··· Given data ···

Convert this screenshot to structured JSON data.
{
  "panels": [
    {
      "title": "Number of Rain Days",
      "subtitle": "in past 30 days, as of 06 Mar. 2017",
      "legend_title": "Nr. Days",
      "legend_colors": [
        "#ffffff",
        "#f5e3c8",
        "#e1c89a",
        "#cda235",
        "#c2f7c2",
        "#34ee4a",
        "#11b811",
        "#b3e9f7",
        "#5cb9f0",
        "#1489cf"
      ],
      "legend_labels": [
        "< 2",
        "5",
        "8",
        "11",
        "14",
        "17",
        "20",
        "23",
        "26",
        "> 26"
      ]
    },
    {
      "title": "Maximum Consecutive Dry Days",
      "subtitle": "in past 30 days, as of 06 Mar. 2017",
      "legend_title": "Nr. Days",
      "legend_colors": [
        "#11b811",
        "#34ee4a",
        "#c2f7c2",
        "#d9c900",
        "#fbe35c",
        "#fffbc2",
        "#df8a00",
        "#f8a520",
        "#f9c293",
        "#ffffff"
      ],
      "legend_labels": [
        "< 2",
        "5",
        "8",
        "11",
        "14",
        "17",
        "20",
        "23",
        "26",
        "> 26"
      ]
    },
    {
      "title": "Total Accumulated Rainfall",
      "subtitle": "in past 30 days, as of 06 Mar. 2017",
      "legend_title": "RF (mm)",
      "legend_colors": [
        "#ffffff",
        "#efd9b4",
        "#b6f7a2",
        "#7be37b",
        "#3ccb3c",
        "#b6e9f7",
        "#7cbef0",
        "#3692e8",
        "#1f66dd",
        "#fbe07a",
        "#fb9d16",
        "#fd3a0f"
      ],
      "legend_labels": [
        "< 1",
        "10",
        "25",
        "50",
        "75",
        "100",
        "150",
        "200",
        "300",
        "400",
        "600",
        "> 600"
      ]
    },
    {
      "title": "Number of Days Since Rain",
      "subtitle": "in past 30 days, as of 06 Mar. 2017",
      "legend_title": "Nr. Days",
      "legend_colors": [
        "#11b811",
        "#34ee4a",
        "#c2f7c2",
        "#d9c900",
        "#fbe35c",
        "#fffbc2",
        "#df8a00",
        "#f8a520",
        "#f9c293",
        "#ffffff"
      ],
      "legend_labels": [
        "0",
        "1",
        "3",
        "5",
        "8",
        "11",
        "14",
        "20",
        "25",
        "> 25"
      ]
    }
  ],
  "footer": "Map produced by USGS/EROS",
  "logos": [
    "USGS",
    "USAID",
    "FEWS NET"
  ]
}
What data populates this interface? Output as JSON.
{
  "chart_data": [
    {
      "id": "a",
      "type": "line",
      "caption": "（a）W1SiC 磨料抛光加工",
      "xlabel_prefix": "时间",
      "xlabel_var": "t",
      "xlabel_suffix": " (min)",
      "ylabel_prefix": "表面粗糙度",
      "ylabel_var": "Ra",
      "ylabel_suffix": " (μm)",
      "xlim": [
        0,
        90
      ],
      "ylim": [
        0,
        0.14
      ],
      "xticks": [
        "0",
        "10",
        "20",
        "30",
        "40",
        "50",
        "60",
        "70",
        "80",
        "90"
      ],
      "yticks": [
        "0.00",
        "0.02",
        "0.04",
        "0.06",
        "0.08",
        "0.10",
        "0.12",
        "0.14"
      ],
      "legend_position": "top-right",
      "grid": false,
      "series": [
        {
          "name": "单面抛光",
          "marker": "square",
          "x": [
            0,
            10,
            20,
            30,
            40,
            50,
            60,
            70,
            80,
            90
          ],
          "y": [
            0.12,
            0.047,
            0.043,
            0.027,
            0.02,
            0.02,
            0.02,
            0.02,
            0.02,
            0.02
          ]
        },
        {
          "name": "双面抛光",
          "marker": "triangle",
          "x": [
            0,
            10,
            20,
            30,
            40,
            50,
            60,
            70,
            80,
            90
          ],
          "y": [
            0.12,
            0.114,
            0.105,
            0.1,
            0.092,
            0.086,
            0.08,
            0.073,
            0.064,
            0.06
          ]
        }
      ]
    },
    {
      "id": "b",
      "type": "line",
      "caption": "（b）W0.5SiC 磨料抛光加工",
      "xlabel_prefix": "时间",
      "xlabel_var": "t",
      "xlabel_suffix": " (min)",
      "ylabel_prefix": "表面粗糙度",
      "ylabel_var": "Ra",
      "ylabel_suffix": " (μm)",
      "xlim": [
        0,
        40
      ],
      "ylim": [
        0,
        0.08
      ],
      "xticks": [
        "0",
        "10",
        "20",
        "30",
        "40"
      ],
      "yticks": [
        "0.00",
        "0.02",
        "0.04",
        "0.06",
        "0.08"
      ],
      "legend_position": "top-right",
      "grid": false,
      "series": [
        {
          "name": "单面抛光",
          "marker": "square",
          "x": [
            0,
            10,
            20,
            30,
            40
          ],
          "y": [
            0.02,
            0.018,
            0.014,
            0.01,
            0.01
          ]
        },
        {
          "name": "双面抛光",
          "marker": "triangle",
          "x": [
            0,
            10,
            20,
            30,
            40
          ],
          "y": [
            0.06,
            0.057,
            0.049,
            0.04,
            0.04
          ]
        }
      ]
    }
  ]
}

···

■ What is required
Transcribe the whole listing with nothing added or left out.

■ Exercise solution
Convert this screenshot to structured JSON data.
{
  "panels": [
    {
      "title": "Number of Rain Days",
      "subtitle": "in past 30 days, as of 06 Mar. 2017",
      "legend_title": "Nr. Days",
      "legend_colors": [
        "#ffffff",
        "#f5e3c8",
        "#e1c89a",
        "#cda235",
        "#c2f7c2",
        "#34ee4a",
        "#11b811",
        "#b3e9f7",
        "#5cb9f0",
        "#1489cf"
      ],
      "legend_labels": [
        "< 2",
        "5",
        "8",
        "11",
        "14",
        "17",
        "20",
        "23",
        "26",
        "> 26"
      ]
    },
    {
      "title": "Maximum Consecutive Dry Days",
      "subtitle": "in past 30 days, as of 06 Mar. 2017",
      "legend_title": "Nr. Days",
      "legend_colors": [
        "#11b811",
        "#34ee4a",
        "#c2f7c2",
        "#d9c900",
        "#fbe35c",
        "#fffbc2",
        "#df8a00",
        "#f8a520",
        "#f9c293",
        "#ffffff"
      ],
      "legend_labels": [
        "< 2",
        "5",
        "8",
        "11",
        "14",
        "17",
        "20",
        "23",
        "26",
        "> 26"
      ]
    },
    {
      "title": "Total Accumulated Rainfall",
      "subtitle": "in past 30 days, as of 06 Mar. 2017",
      "legend_title": "RF (mm)",
      "legend_colors": [
        "#ffffff",
        "#efd9b4",
        "#b6f7a2",
        "#7be37b",
        "#3ccb3c",
        "#b6e9f7",
        "#7cbef0",
        "#3692e8",
        "#1f66dd",
        "#fbe07a",
        "#fb9d16",
        "#fd3a0f"
      ],
      "legend_labels": [
        "< 1",
        "10",
        "25",
        "50",
        "75",
        "100",
        "150",
        "200",
        "300",
        "400",
        "600",
        "> 600"
      ]
    },
    {
      "title": "Number of Days Since Rain",
      "subtitle": "in past 30 days, as of 06 Mar. 2017",
      "legend_title": "Nr. Days",
      "legend_colors": [
        "#11b811",
        "#34ee4a",
        "#c2f7c2",
        "#d9c900",
        "#fbe35c",
        "#fffbc2",
        "#df8a00",
        "#f8a520",
        "#f9c293",
        "#ffffff"
      ],
      "legend_labels": [
        "0",
        "1",
        "3",
        "5",
        "8",
        "11",
        "14",
        "20",
        "25",
        "> 25"
      ]
    }
  ],
  "footer": "Map produced by USGS/EROS",
  "logos": [
    "USGS",
    "USAID",
    "FEWS NET"
  ]
}
What data populates this interface? Output as JSON.
{
  "chart_data": [
    {
      "id": "a",
      "type": "line",
      "caption": "（a）W1SiC 磨料抛光加工",
      "xlabel_prefix": "时间",
      "xlabel_var": "t",
      "xlabel_suffix": " (min)",
      "ylabel_prefix": "表面粗糙度",
      "ylabel_var": "Ra",
      "ylabel_suffix": " (μm)",
      "xlim": [
        0,
        90
      ],
      "ylim": [
        0,
        0.14
      ],
      "xticks": [
        "0",
        "10",
        "20",
        "30",
        "40",
        "50",
        "60",
        "70",
        "80",
        "90"
      ],
      "yticks": [
        "0.00",
        "0.02",
        "0.04",
        "0.06",
        "0.08",
        "0.10",
        "0.12",
        "0.14"
      ],
      "legend_position": "top-right",
      "grid": false,
      "series": [
        {
          "name": "单面抛光",
          "marker": "square",
          "x": [
            0,
            10,
            20,
            30,
            40,
            50,
            60,
            70,
            80,
            90
          ],
          "y": [
            0.12,
            0.047,
            0.043,
            0.027,
            0.02,
            0.02,
            0.02,
            0.02,
            0.02,
            0.02
          ]
        },
        {
          "name": "双面抛光",
          "marker": "triangle",
          "x": [
            0,
            10,
            20,
            30,
            40,
            50,
            60,
            70,
            80,
            90
          ],
          "y": [
            0.12,
            0.114,
            0.105,
            0.1,
            0.092,
            0.086,
            0.08,
            0.073,
            0.064,
            0.06
          ]
        }
      ]
    },
    {
      "id": "b",
      "type": "line",
      "caption": "（b）W0.5SiC 磨料抛光加工",
      "xlabel_prefix": "时间",
      "xlabel_var": "t",
      "xlabel_suffix": " (min)",
      "ylabel_prefix": "表面粗糙度",
      "ylabel_var": "Ra",
      "ylabel_suffix": " (μm)",
      "xlim": [
        0,
        40
      ],
      "ylim": [
        0,
        0.08
      ],
      "xticks": [
        "0",
        "10",
        "20",
        "30",
        "40"
      ],
      "yticks": [
        "0.00",
        "0.02",
        "0.04",
        "0.06",
        "0.08"
      ],
      "legend_position": "top-right",
      "grid": false,
      "series": [
        {
          "name": "单面抛光",
          "marker": "square",
          "x": [
            0,
            10,
            20,
            30,
            40
          ],
          "y": [
            0.02,
            0.018,
            0.014,
            0.01,
            0.01
          ]
        },
        {
          "name": "双面抛光",
          "marker": "triangle",
          "x": [
            0,
            10,
            20,
            30,
            40
          ],
          "y": [
            0.06,
            0.057,
            0.049,
            0.04,
            0.04
          ]
        }
      ]
    }
  ]
}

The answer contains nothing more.